> Brief
Output the data below in full, byte for byte. Nothing may differ.

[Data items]
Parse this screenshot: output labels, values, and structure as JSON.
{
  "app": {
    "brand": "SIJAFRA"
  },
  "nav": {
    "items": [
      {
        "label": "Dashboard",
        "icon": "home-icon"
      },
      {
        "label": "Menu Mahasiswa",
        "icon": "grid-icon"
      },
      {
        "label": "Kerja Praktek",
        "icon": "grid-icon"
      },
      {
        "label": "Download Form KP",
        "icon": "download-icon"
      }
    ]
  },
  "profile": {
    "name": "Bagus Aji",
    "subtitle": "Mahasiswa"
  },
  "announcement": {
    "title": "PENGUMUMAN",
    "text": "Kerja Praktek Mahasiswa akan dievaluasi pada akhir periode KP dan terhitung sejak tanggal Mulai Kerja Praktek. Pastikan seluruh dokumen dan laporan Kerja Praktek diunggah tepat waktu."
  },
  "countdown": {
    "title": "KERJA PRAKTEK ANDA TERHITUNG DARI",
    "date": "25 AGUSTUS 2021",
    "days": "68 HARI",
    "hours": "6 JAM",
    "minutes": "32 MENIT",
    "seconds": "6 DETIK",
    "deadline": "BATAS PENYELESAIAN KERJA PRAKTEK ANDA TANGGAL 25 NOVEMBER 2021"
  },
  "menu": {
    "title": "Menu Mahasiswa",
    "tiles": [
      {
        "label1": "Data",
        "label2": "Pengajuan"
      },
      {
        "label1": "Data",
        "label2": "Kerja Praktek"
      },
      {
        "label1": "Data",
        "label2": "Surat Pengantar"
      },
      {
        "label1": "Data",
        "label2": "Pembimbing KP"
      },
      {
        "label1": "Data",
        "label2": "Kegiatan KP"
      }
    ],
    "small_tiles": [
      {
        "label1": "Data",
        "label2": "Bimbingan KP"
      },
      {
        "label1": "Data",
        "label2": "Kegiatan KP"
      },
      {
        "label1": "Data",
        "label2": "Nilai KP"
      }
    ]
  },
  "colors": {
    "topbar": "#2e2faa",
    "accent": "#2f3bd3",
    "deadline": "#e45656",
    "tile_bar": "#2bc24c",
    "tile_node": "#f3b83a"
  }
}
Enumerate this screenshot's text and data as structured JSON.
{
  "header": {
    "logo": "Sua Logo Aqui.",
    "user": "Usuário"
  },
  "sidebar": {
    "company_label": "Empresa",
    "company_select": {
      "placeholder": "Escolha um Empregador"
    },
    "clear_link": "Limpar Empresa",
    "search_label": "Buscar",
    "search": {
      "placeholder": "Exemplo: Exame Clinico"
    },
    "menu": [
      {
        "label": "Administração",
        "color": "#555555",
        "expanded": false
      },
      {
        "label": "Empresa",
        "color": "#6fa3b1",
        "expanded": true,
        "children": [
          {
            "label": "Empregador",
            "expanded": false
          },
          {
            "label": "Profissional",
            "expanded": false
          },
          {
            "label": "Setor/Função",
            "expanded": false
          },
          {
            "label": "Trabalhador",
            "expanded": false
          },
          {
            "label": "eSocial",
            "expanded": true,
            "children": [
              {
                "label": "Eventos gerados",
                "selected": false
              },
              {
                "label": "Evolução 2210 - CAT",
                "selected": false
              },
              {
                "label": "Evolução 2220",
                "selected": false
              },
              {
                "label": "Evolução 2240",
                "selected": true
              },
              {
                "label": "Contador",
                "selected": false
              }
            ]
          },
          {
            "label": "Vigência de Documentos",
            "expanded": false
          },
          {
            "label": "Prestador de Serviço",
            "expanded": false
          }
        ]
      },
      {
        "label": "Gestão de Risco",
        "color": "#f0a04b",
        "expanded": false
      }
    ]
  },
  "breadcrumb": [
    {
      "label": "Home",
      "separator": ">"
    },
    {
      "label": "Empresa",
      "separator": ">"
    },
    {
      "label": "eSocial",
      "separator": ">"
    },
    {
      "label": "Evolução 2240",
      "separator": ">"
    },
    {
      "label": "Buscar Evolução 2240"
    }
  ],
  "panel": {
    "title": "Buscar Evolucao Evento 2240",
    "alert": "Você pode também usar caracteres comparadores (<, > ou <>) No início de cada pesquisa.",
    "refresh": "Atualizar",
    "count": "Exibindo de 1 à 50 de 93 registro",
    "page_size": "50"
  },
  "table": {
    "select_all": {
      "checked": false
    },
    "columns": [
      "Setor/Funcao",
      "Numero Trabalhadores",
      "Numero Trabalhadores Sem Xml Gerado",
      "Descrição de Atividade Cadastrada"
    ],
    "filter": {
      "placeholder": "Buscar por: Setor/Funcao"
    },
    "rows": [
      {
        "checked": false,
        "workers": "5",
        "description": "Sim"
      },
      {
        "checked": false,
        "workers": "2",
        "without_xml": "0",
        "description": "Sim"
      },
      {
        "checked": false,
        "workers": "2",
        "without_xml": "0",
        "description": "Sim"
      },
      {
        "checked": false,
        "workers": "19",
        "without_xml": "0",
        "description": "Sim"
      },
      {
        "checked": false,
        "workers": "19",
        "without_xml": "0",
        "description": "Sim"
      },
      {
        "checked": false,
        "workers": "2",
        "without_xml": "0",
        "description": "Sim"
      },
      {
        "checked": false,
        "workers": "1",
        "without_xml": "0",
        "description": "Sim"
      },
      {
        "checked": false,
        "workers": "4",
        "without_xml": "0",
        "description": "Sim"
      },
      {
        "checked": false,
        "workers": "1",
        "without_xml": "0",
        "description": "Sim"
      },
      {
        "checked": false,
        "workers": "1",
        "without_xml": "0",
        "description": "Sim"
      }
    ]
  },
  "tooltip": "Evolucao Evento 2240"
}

> Result
Parse this screenshot: output labels, values, and structure as JSON.
{
  "app": {
    "brand": "SIJAFRA"
  },
  "nav": {
    "items": [
      {
        "label": "Dashboard",
        "icon": "home-icon"
      },
      {
        "label": "Menu Mahasiswa",
        "icon": "grid-icon"
      },
      {
        "label": "Kerja Praktek",
        "icon": "grid-icon"
      },
      {
        "label": "Download Form KP",
        "icon": "download-icon"
      }
    ]
  },
  "profile": {
    "name": "Bagus Aji",
    "subtitle": "Mahasiswa"
  },
  "announcement": {
    "title": "PENGUMUMAN",
    "text": "Kerja Praktek Mahasiswa akan dievaluasi pada akhir periode KP dan terhitung sejak tanggal Mulai Kerja Praktek. Pastikan seluruh dokumen dan laporan Kerja Praktek diunggah tepat waktu."
  },
  "countdown": {
    "title": "KERJA PRAKTEK ANDA TERHITUNG DARI",
    "date": "25 AGUSTUS 2021",
    "days": "68 HARI",
    "hours": "6 JAM",
    "minutes": "32 MENIT",
    "seconds": "6 DETIK",
    "deadline": "BATAS PENYELESAIAN KERJA PRAKTEK ANDA TANGGAL 25 NOVEMBER 2021"
  },
  "menu": {
    "title": "Menu Mahasiswa",
    "tiles": [
      {
        "label1": "Data",
        "label2": "Pengajuan"
      },
      {
        "label1": "Data",
        "label2": "Kerja Praktek"
      },
      {
        "label1": "Data",
        "label2": "Surat Pengantar"
      },
      {
        "label1": "Data",
        "label2": "Pembimbing KP"
      },
      {
        "label1": "Data",
        "label2": "Kegiatan KP"
      }
    ],
    "small_tiles": [
      {
        "label1": "Data",
        "label2": "Bimbingan KP"
      },
      {
        "label1": "Data",
        "label2": "Kegiatan KP"
      },
      {
        "label1": "Data",
        "label2": "Nilai KP"
      }
    ]
  },
  "colors": {
    "topbar": "#2e2faa",
    "accent": "#2f3bd3",
    "deadline": "#e45656",
    "tile_bar": "#2bc24c",
    "tile_node": "#f3b83a"
  }
}
Enumerate this screenshot's text and data as structured JSON.
{
  "header": {
    "logo": "Sua Logo Aqui.",
    "user": "Usuário"
  },
  "sidebar": {
    "company_label": "Empresa",
    "company_select": {
      "placeholder": "Escolha um Empregador"
    },
    "clear_link": "Limpar Empresa",
    "search_label": "Buscar",
    "search": {
      "placeholder": "Exemplo: Exame Clinico"
    },
    "menu": [
      {
        "label": "Administração",
        "color": "#555555",
        "expanded": false
      },
      {
        "label": "Empresa",
        "color": "#6fa3b1",
        "expanded": true,
        "children": [
          {
            "label": "Empregador",
            "expanded": false
          },
          {
            "label": "Profissional",
            "expanded": false
          },
          {
            "label": "Setor/Função",
            "expanded": false
          },
          {
            "label": "Trabalhador",
            "expanded": false
          },
          {
            "label": "eSocial",
            "expanded": true,
            "children": [
              {
                "label": "Eventos gerados",
                "selected": false
              },
              {
                "label": "Evolução 2210 - CAT",
                "selected": false
              },
              {
                "label": "Evolução 2220",
                "selected": false
              },
              {
                "label": "Evolução 2240",
                "selected": true
              },
              {
                "label": "Contador",
                "selected": false
              }
            ]
          },
          {
            "label": "Vigência de Documentos",
            "expanded": false
          },
          {
            "label": "Prestador de Serviço",
            "expanded": false
          }
        ]
      },
      {
        "label": "Gestão de Risco",
        "color": "#f0a04b",
        "expanded": false
      }
    ]
  },
  "breadcrumb": [
    {
      "label": "Home",
      "separator": ">"
    },
    {
      "label": "Empresa",
      "separator": ">"
    },
    {
      "label": "eSocial",
      "separator": ">"
    },
    {
      "label": "Evolução 2240",
      "separator": ">"
    },
    {
      "label": "Buscar Evolução 2240"
    }
  ],
  "panel": {
    "title": "Buscar Evolucao Evento 2240",
    "alert": "Você pode também usar caracteres comparadores (<, > ou <>) No início de cada pesquisa.",
    "refresh": "Atualizar",
    "count": "Exibindo de 1 à 50 de 93 registro",
    "page_size": "50"
  },
  "table": {
    "select_all": {
      "checked": false
    },
    "columns": [
      "Setor/Funcao",
      "Numero Trabalhadores",
      "Numero Trabalhadores Sem Xml Gerado",
      "Descrição de Atividade Cadastrada"
    ],
    "filter": {
      "placeholder": "Buscar por: Setor/Funcao"
    },
    "rows": [
      {
        "checked": false,
        "workers": "5",
        "description": "Sim"
      },
      {
        "checked": false,
        "workers": "2",
        "without_xml": "0",
        "description": "Sim"
      },
      {
        "checked": false,
        "workers": "2",
        "without_xml": "0",
        "description": "Sim"
      },
      {
        "checked": false,
        "workers": "19",
        "without_xml": "0",
        "description": "Sim"
      },
      {
        "checked": false,
        "workers": "19",
        "without_xml": "0",
        "description": "Sim"
      },
      {
        "checked": false,
        "workers": "2",
        "without_xml": "0",
        "description": "Sim"
      },
      {
        "checked": false,
        "workers": "1",
        "without_xml": "0",
        "description": "Sim"
      },
      {
        "checked": false,
        "workers": "4",
        "without_xml": "0",
        "description": "Sim"
      },
      {
        "checked": false,
        "workers": "1",
        "without_xml": "0",
        "description": "Sim"
      },
      {
        "checked": false,
        "workers": "1",
        "without_xml": "0",
        "description": "Sim"
      }
    ]
  },
  "tooltip": "Evolucao Evento 2240"
}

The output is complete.